↓↓↓
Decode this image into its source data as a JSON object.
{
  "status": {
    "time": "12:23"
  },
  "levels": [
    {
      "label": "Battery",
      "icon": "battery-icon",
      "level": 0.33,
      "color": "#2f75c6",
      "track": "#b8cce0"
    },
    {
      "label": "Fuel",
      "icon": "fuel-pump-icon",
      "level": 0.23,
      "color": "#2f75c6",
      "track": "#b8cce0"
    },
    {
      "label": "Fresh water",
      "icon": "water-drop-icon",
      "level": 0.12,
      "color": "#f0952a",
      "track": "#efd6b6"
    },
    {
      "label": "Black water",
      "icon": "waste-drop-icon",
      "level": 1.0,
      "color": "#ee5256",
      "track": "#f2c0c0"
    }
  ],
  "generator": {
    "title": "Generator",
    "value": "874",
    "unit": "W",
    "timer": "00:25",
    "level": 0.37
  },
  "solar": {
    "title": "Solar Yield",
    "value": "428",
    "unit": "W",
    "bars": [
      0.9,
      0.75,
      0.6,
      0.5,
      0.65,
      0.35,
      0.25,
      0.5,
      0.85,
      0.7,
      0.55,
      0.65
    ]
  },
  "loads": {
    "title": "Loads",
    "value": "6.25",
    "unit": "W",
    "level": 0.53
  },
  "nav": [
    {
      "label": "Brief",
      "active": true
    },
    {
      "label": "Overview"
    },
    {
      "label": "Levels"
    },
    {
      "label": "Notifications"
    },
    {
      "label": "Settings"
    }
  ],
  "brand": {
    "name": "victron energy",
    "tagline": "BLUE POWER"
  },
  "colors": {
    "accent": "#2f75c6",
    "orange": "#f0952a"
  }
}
↑↑↑
↓↓↓
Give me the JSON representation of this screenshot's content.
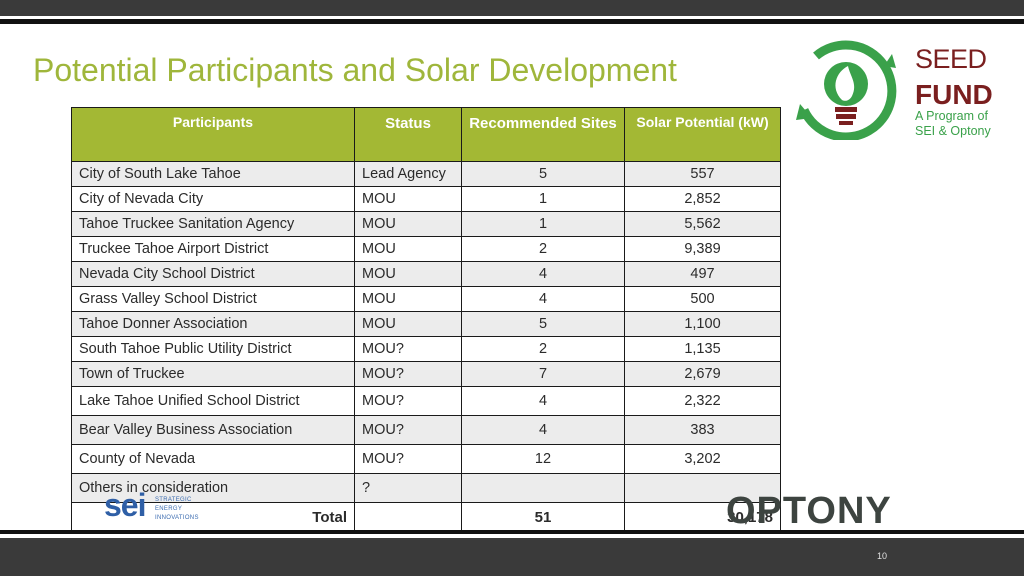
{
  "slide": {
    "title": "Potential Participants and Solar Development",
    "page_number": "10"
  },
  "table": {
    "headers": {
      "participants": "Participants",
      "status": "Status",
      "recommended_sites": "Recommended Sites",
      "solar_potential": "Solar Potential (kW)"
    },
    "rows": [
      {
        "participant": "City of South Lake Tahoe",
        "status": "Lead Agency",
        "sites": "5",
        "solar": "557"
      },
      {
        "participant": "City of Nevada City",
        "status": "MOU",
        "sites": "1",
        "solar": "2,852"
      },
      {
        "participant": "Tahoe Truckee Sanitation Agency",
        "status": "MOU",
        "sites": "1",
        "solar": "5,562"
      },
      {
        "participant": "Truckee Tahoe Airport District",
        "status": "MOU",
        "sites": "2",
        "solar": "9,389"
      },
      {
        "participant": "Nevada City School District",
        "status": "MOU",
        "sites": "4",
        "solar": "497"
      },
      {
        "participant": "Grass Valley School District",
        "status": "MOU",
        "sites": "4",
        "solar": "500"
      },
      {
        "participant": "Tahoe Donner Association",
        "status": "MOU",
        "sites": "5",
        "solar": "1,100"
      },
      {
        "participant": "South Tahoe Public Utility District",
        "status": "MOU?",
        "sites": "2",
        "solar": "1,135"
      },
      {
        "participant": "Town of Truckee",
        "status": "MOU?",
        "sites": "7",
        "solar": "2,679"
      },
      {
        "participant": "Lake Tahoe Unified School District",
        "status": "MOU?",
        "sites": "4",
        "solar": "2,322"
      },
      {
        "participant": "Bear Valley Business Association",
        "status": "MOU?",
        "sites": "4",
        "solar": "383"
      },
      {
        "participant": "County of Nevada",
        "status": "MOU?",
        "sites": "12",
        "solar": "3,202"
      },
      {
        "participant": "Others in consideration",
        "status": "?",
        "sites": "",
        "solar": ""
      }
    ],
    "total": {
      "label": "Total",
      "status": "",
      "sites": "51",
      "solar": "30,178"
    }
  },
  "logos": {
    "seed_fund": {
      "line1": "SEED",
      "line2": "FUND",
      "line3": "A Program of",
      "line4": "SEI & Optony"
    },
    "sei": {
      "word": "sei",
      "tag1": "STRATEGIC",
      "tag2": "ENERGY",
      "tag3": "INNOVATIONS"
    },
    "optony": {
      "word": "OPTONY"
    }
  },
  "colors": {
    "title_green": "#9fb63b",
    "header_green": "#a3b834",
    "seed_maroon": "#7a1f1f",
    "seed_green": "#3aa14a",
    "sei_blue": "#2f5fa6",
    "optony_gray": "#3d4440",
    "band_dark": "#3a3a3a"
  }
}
↑↑↑
↓↓↓
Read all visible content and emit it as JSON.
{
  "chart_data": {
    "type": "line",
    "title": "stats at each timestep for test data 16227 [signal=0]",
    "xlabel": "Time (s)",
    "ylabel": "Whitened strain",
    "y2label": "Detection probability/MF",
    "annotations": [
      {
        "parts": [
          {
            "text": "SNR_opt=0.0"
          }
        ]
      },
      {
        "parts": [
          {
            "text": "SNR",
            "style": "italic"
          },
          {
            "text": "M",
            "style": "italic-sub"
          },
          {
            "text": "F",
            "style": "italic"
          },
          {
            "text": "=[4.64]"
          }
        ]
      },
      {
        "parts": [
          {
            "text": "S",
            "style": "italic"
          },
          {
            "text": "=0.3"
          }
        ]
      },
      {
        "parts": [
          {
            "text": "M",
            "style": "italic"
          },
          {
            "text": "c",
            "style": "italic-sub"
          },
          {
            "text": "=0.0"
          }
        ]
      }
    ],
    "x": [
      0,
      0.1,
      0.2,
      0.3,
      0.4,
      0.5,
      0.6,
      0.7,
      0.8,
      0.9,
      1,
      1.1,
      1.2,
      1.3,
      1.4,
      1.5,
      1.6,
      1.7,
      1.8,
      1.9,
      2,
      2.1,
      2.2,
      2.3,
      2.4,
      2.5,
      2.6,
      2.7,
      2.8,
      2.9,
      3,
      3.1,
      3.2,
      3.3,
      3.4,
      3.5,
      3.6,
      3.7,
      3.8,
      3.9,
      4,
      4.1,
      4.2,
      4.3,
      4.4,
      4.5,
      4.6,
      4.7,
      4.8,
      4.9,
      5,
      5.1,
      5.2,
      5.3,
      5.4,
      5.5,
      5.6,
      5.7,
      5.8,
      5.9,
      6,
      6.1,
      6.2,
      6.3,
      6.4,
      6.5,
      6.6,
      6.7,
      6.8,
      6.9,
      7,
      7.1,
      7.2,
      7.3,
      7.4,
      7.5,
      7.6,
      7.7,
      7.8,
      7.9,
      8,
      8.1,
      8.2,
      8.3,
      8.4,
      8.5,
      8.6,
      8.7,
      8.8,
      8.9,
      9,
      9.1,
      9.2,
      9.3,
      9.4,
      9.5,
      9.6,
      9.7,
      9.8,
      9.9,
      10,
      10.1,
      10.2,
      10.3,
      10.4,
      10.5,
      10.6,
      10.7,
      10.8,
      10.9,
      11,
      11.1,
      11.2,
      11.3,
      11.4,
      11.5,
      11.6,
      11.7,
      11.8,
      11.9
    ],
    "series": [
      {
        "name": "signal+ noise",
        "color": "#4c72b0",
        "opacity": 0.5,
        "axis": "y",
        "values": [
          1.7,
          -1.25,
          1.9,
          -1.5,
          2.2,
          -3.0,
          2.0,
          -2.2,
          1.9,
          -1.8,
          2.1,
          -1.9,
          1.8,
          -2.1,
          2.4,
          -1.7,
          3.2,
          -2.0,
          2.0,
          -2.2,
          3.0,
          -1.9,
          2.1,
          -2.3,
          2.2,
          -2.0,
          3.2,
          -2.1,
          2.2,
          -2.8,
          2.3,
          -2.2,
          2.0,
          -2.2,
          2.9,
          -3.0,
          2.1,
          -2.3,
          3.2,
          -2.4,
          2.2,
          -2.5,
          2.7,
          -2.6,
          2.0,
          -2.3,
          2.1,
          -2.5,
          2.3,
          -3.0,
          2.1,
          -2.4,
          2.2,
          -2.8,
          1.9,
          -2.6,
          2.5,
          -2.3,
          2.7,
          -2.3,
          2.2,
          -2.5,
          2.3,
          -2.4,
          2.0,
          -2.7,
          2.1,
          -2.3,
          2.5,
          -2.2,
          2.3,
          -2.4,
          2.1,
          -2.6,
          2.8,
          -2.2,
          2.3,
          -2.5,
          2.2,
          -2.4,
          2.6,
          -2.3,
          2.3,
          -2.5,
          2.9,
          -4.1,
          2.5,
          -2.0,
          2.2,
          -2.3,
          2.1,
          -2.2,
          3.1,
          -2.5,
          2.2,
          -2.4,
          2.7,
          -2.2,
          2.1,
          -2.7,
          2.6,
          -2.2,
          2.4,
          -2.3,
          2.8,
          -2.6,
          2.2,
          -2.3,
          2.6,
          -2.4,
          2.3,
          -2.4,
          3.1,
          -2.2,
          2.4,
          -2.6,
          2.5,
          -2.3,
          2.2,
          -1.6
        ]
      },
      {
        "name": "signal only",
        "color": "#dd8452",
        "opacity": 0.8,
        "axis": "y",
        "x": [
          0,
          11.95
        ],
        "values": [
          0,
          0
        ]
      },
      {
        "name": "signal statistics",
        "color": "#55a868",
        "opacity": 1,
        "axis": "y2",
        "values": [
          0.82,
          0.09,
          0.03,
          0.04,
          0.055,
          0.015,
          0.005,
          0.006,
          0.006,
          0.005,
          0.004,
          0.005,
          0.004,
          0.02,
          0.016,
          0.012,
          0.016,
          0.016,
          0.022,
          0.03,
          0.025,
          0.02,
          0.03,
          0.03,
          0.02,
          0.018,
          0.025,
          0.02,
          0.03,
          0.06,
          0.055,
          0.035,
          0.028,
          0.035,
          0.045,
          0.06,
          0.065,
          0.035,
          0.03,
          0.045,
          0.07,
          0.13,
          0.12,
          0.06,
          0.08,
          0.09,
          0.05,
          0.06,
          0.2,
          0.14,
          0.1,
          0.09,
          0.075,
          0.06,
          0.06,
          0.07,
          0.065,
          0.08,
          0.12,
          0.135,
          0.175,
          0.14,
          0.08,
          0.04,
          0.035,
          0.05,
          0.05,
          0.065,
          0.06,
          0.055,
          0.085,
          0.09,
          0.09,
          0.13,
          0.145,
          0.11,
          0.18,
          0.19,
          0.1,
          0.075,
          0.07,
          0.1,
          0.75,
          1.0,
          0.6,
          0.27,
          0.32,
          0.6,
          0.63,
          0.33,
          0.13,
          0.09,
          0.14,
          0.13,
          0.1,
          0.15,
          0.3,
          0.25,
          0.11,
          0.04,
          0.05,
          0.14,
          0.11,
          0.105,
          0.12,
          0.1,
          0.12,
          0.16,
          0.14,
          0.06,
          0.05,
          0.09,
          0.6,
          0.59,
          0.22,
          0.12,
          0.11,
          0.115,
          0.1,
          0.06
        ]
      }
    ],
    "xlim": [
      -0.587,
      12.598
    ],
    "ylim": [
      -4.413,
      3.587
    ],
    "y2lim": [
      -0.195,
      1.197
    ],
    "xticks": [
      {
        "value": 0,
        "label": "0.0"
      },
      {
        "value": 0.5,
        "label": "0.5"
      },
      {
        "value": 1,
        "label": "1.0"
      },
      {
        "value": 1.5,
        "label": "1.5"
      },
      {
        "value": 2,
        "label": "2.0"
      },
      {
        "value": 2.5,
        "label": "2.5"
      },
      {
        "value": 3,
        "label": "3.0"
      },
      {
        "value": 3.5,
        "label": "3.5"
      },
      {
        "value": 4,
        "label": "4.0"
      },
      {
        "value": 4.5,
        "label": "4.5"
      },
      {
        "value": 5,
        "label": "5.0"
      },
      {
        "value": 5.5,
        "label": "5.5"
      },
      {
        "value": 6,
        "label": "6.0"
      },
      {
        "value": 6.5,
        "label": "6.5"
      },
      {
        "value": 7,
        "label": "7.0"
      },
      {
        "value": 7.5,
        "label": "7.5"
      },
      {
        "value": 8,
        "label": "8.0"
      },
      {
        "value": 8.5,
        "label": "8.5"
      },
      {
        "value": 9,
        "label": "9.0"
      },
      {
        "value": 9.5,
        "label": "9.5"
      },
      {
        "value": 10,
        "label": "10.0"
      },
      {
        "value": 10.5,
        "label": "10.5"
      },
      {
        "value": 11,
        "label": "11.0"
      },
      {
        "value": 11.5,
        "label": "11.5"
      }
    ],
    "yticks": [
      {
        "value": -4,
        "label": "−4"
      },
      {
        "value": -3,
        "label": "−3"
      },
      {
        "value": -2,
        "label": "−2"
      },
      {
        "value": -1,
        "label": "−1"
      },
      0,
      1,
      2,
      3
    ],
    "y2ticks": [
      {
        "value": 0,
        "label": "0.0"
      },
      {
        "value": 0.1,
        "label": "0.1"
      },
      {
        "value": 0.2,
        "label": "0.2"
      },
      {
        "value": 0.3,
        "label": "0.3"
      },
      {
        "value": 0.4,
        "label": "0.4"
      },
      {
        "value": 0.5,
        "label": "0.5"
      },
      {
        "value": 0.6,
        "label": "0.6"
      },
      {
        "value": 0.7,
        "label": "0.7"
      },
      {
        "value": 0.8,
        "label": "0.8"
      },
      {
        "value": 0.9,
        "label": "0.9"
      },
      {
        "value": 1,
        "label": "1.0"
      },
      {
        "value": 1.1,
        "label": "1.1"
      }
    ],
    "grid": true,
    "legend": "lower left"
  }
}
↑↑↑
» OBJECTIVE: Pull out all lines of the data with the string "Potential".

» FINAL ANSWER:
    "title": "Potential Participants and Solar Development",
      "solar_potential": "Solar Potential (kW)"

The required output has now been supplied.